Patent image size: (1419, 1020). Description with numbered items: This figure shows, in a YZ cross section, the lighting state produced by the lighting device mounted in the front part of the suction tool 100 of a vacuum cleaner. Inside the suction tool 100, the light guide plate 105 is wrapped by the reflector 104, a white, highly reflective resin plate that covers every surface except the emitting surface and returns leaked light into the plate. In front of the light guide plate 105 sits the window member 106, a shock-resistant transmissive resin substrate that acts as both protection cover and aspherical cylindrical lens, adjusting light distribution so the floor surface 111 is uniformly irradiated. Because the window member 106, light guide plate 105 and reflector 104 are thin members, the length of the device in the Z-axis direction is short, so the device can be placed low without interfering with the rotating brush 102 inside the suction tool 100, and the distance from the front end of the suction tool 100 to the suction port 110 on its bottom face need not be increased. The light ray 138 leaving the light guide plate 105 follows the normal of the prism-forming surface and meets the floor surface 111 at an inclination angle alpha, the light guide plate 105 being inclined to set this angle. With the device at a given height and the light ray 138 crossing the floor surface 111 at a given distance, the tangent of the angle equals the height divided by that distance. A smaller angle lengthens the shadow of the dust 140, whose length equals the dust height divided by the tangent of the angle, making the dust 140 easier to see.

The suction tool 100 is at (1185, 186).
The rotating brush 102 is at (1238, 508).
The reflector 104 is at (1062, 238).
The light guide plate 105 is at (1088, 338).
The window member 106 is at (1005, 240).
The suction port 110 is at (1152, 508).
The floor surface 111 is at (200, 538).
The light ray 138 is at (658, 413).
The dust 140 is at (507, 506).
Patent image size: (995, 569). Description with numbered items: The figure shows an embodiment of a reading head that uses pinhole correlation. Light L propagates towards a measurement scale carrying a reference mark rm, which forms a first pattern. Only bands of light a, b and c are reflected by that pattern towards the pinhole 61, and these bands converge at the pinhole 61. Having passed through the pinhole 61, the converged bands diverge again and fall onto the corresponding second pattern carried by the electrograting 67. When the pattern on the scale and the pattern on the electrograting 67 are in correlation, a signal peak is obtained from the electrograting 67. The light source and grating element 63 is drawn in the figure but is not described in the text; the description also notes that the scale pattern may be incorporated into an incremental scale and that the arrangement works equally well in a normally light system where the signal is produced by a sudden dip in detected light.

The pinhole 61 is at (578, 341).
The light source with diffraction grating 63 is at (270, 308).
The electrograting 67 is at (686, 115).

+===+

→ Challenge: Please substitute "scanning head" for "reading head" in the data starting at the line containing "Patent image size: (995, 569)." and ending at the line containing "The light source with". Give only those lines, with nothing else changed.

→ Correct output:
Patent image size: (995, 569). Description with numbered items: The figure shows an embodiment of a scanning head that uses pinhole correlation. Light L propagates towards a measurement scale carrying a reference mark rm, which forms a first pattern. Only bands of light a, b and c are reflected by that pattern towards the pinhole 61, and these bands converge at the pinhole 61. Having passed through the pinhole 61, the converged bands diverge again and fall onto the corresponding second pattern carried by the electrograting 67. When the pattern on the scale and the pattern on the electrograting 67 are in correlation, a signal peak is obtained from the electrograting 67. The light source and grating element 63 is drawn in the figure but is not described in the text; the description also notes that the scale pattern may be incorporated into an incremental scale and that the arrangement works equally well in a normally light system where the signal is produced by a sudden dip in detected light.

The pinhole 61 is at (578, 341).
The light source with diffraction grating 63 is at (270, 308).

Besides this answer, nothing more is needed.